Stated exercise:
Copy each line in the data that includes the word "source".

>> Begin

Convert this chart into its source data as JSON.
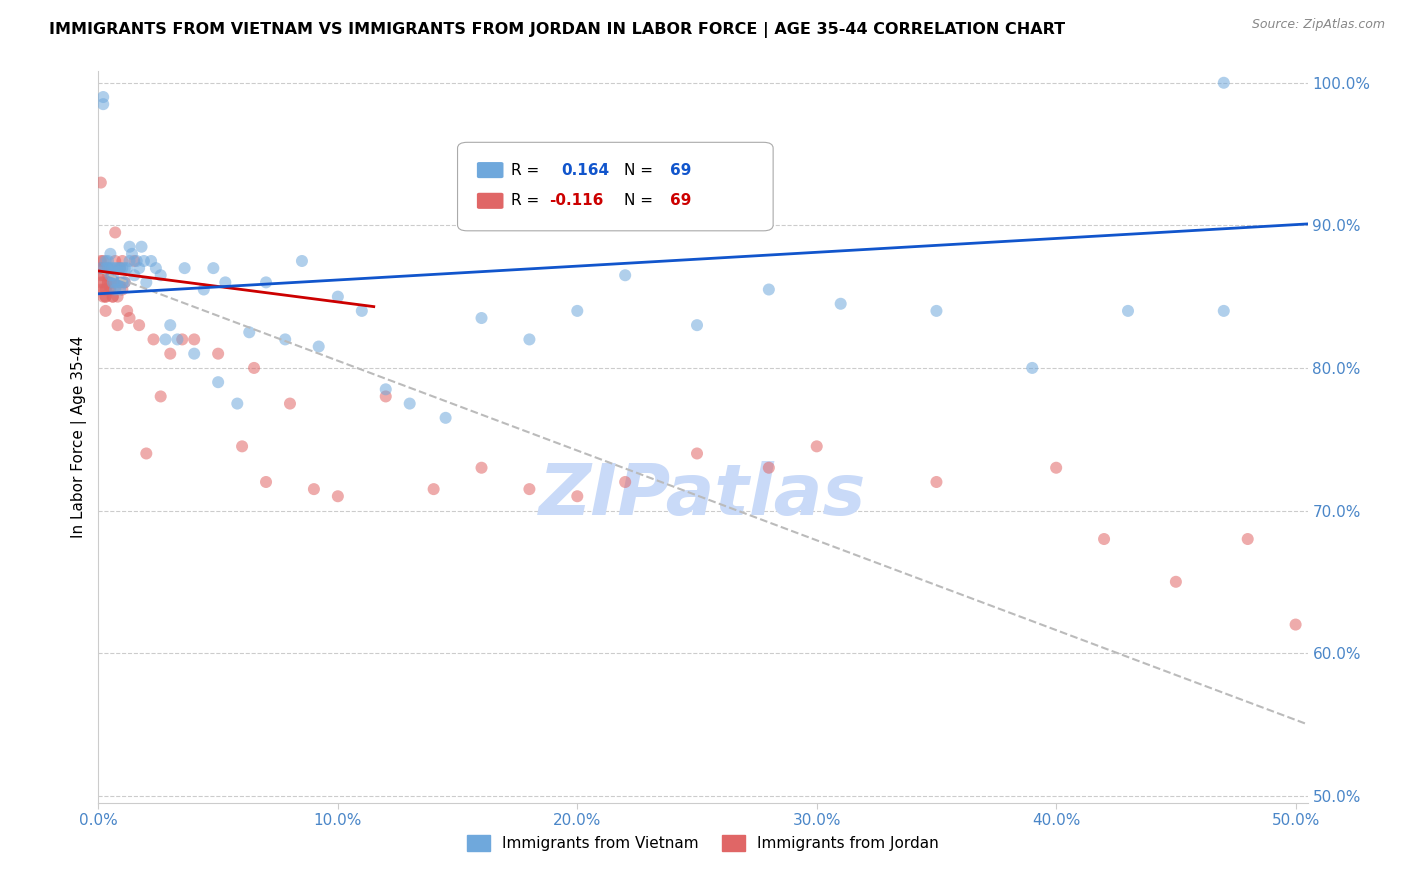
{
  "title": "IMMIGRANTS FROM VIETNAM VS IMMIGRANTS FROM JORDAN IN LABOR FORCE | AGE 35-44 CORRELATION CHART",
  "source": "Source: ZipAtlas.com",
  "ylabel": "In Labor Force | Age 35-44",
  "xlim": [
    0.0,
    0.505
  ],
  "ylim": [
    0.495,
    1.008
  ],
  "xticks": [
    0.0,
    0.1,
    0.2,
    0.3,
    0.4,
    0.5
  ],
  "xtick_labels": [
    "0.0%",
    "10.0%",
    "20.0%",
    "30.0%",
    "40.0%",
    "50.0%"
  ],
  "yticks_right": [
    0.5,
    0.6,
    0.7,
    0.8,
    0.9,
    1.0
  ],
  "ytick_labels_right": [
    "50.0%",
    "60.0%",
    "70.0%",
    "80.0%",
    "90.0%",
    "100.0%"
  ],
  "legend_blue_r_val": "0.164",
  "legend_blue_n_val": "69",
  "legend_pink_r_val": "-0.116",
  "legend_pink_n_val": "69",
  "blue_color": "#6fa8dc",
  "pink_color": "#e06666",
  "trend_blue_color": "#1155cc",
  "trend_pink_solid_color": "#cc0000",
  "trend_pink_dash_color": "#bbbbbb",
  "axis_tick_color": "#4a86c8",
  "grid_color": "#cccccc",
  "watermark": "ZIPatlas",
  "watermark_color": "#c9daf8",
  "legend_label_blue": "Immigrants from Vietnam",
  "legend_label_pink": "Immigrants from Jordan",
  "vietnam_x": [
    0.001,
    0.002,
    0.002,
    0.003,
    0.003,
    0.004,
    0.004,
    0.005,
    0.005,
    0.005,
    0.006,
    0.006,
    0.006,
    0.007,
    0.007,
    0.007,
    0.008,
    0.008,
    0.009,
    0.009,
    0.01,
    0.01,
    0.011,
    0.011,
    0.012,
    0.013,
    0.013,
    0.014,
    0.015,
    0.016,
    0.017,
    0.018,
    0.019,
    0.02,
    0.022,
    0.024,
    0.026,
    0.028,
    0.03,
    0.033,
    0.036,
    0.04,
    0.044,
    0.048,
    0.053,
    0.058,
    0.063,
    0.07,
    0.078,
    0.085,
    0.092,
    0.1,
    0.11,
    0.12,
    0.13,
    0.145,
    0.16,
    0.18,
    0.2,
    0.22,
    0.25,
    0.28,
    0.31,
    0.35,
    0.39,
    0.43,
    0.47,
    0.05,
    0.47
  ],
  "vietnam_y": [
    0.87,
    0.99,
    0.985,
    0.87,
    0.875,
    0.87,
    0.875,
    0.865,
    0.87,
    0.88,
    0.86,
    0.865,
    0.87,
    0.855,
    0.86,
    0.87,
    0.86,
    0.87,
    0.855,
    0.87,
    0.86,
    0.87,
    0.86,
    0.87,
    0.87,
    0.875,
    0.885,
    0.88,
    0.865,
    0.875,
    0.87,
    0.885,
    0.875,
    0.86,
    0.875,
    0.87,
    0.865,
    0.82,
    0.83,
    0.82,
    0.87,
    0.81,
    0.855,
    0.87,
    0.86,
    0.775,
    0.825,
    0.86,
    0.82,
    0.875,
    0.815,
    0.85,
    0.84,
    0.785,
    0.775,
    0.765,
    0.835,
    0.82,
    0.84,
    0.865,
    0.83,
    0.855,
    0.845,
    0.84,
    0.8,
    0.84,
    0.84,
    0.79,
    1.0
  ],
  "jordan_x": [
    0.001,
    0.001,
    0.001,
    0.001,
    0.001,
    0.001,
    0.002,
    0.002,
    0.002,
    0.002,
    0.002,
    0.002,
    0.003,
    0.003,
    0.003,
    0.003,
    0.003,
    0.004,
    0.004,
    0.004,
    0.004,
    0.005,
    0.005,
    0.005,
    0.006,
    0.006,
    0.006,
    0.007,
    0.007,
    0.007,
    0.008,
    0.008,
    0.009,
    0.009,
    0.01,
    0.01,
    0.011,
    0.012,
    0.013,
    0.015,
    0.017,
    0.02,
    0.023,
    0.026,
    0.03,
    0.035,
    0.04,
    0.05,
    0.06,
    0.065,
    0.07,
    0.08,
    0.09,
    0.1,
    0.12,
    0.14,
    0.16,
    0.18,
    0.2,
    0.22,
    0.25,
    0.28,
    0.3,
    0.35,
    0.4,
    0.42,
    0.45,
    0.48,
    0.5
  ],
  "jordan_y": [
    0.93,
    0.875,
    0.87,
    0.865,
    0.86,
    0.855,
    0.875,
    0.87,
    0.865,
    0.86,
    0.855,
    0.85,
    0.855,
    0.855,
    0.85,
    0.85,
    0.84,
    0.86,
    0.86,
    0.87,
    0.865,
    0.855,
    0.86,
    0.855,
    0.85,
    0.85,
    0.86,
    0.86,
    0.875,
    0.895,
    0.83,
    0.85,
    0.86,
    0.87,
    0.855,
    0.875,
    0.86,
    0.84,
    0.835,
    0.875,
    0.83,
    0.74,
    0.82,
    0.78,
    0.81,
    0.82,
    0.82,
    0.81,
    0.745,
    0.8,
    0.72,
    0.775,
    0.715,
    0.71,
    0.78,
    0.715,
    0.73,
    0.715,
    0.71,
    0.72,
    0.74,
    0.73,
    0.745,
    0.72,
    0.73,
    0.68,
    0.65,
    0.68,
    0.62
  ],
  "vietnam_trend_x0": 0.0,
  "vietnam_trend_x1": 0.505,
  "vietnam_trend_y0": 0.852,
  "vietnam_trend_y1": 0.901,
  "jordan_trend_solid_x0": 0.0,
  "jordan_trend_solid_x1": 0.115,
  "jordan_trend_solid_y0": 0.868,
  "jordan_trend_solid_y1": 0.843,
  "jordan_trend_dash_x0": 0.0,
  "jordan_trend_dash_x1": 0.505,
  "jordan_trend_dash_y0": 0.868,
  "jordan_trend_dash_y1": 0.55
}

>> End

Problem solution:
Convert this chart into its source data as JSON.
  "source": "Source: ZipAtlas.com",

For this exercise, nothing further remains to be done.